## PROBLEM TO WORK ON
Only the number is wanted: count the lines that include the word "members".

[begin EXCERPTED RECORDS]

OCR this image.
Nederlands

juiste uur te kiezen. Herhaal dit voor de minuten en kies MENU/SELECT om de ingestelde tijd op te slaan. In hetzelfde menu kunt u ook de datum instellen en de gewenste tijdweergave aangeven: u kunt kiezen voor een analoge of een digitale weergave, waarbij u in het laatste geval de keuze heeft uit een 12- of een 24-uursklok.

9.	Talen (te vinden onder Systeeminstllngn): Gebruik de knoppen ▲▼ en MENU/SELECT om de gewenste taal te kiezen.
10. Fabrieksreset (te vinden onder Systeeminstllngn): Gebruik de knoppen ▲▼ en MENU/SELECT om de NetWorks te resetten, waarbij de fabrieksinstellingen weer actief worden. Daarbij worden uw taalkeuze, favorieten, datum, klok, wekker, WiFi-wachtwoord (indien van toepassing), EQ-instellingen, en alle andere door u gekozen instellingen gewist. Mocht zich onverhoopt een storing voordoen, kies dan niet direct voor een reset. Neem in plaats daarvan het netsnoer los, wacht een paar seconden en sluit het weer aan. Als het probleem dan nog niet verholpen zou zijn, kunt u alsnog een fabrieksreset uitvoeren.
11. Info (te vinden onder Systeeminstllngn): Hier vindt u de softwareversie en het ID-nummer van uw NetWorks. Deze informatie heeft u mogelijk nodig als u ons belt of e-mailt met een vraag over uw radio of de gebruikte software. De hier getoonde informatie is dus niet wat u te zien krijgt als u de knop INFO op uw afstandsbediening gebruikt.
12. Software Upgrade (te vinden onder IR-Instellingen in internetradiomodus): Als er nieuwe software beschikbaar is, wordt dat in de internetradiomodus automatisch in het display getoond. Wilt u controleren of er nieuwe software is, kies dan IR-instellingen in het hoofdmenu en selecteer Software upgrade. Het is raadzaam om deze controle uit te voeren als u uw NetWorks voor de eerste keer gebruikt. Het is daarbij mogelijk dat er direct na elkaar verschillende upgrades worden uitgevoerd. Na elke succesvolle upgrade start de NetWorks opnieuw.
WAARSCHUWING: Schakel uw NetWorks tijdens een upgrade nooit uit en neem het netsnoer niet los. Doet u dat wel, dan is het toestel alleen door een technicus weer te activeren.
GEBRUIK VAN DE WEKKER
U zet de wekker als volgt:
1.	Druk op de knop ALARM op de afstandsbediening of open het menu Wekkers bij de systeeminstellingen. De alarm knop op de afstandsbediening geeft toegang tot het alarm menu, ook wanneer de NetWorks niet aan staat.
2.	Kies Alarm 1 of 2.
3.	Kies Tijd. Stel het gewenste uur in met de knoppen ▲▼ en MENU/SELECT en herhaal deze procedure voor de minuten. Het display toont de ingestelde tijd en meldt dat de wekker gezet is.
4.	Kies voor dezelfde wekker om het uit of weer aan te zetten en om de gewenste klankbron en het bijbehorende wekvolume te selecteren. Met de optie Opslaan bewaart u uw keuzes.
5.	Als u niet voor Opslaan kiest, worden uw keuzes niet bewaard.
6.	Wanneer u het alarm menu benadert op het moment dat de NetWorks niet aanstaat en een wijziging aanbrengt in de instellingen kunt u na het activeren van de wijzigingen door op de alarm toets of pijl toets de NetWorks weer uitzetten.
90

[end EXCERPTED RECORDS]
[begin EXCERPTED RECORDS]

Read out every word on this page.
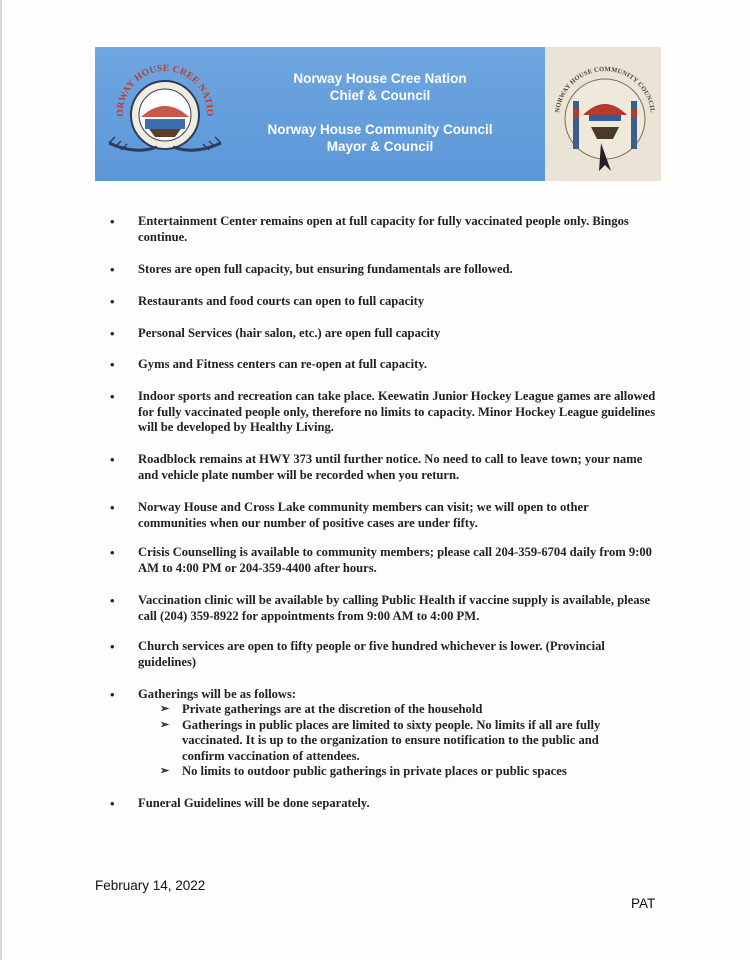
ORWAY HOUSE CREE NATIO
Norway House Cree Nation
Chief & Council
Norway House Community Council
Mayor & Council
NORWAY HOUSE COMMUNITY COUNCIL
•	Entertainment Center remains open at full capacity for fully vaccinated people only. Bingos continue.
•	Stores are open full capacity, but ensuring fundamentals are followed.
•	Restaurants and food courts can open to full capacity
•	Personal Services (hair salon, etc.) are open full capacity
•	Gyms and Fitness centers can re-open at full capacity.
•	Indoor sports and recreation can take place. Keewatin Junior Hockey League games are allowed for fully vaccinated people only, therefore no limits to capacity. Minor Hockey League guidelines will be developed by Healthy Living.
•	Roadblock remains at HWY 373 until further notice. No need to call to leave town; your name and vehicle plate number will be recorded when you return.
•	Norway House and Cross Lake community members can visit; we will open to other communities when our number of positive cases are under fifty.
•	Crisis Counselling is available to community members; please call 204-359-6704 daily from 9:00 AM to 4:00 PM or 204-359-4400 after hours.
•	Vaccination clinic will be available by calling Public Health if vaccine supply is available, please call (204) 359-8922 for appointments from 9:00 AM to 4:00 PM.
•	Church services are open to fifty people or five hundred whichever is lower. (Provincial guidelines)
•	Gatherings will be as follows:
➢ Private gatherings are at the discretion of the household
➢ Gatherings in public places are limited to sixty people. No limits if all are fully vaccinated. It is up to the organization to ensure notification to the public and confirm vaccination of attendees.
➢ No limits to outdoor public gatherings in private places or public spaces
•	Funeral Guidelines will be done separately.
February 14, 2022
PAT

[end EXCERPTED RECORDS]
[begin EXCERPTED RECORDS]

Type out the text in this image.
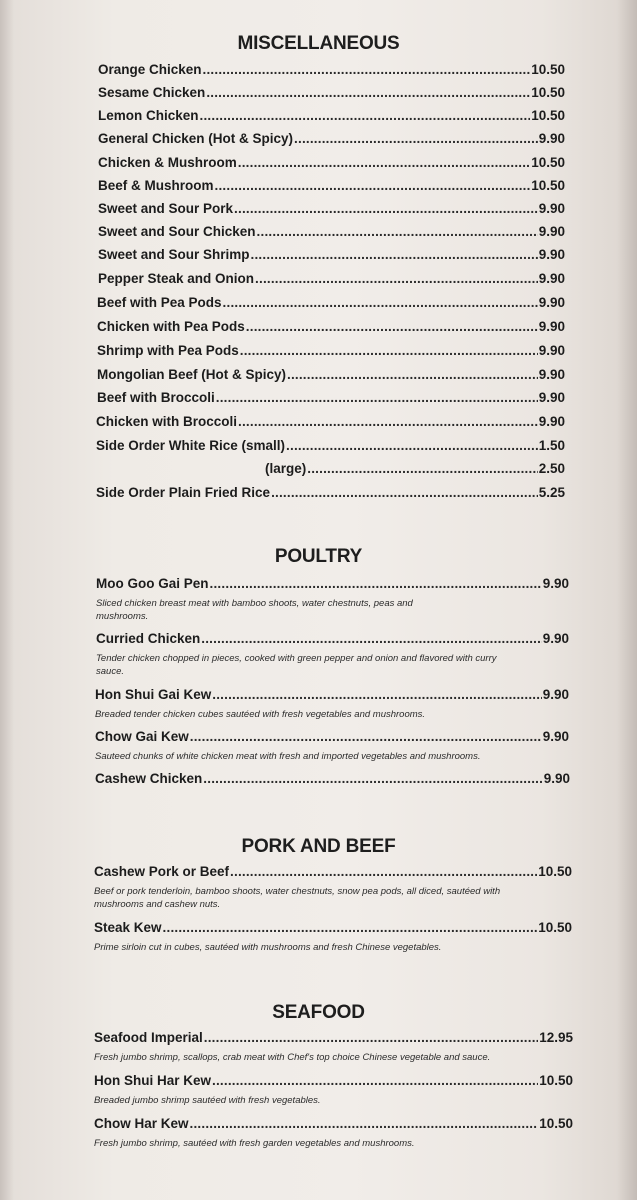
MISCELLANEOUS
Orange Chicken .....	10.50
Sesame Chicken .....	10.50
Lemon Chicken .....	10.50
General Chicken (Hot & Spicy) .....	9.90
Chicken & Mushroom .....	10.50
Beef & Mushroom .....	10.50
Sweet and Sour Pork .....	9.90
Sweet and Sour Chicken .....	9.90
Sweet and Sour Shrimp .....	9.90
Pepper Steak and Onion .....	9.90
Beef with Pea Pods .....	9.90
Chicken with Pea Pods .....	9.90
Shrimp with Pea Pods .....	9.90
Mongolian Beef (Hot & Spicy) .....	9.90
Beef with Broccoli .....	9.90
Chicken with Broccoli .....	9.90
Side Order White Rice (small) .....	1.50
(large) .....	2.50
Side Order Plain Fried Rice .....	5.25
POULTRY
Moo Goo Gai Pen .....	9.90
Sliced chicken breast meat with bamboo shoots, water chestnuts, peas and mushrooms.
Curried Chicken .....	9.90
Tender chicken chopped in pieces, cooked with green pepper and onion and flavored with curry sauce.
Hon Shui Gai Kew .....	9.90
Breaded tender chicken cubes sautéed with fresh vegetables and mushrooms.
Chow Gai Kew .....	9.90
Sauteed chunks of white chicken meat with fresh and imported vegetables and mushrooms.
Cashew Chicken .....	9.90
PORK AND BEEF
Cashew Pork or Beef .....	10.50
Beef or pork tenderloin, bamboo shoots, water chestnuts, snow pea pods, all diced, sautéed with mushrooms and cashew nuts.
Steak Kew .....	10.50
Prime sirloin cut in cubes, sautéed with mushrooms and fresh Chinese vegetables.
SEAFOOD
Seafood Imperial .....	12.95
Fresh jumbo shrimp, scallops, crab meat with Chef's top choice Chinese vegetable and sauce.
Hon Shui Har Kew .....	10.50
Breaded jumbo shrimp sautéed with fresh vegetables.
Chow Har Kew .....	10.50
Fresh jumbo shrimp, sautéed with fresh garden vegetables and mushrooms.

[end EXCERPTED RECORDS]

## RESULT OF THE TASK
2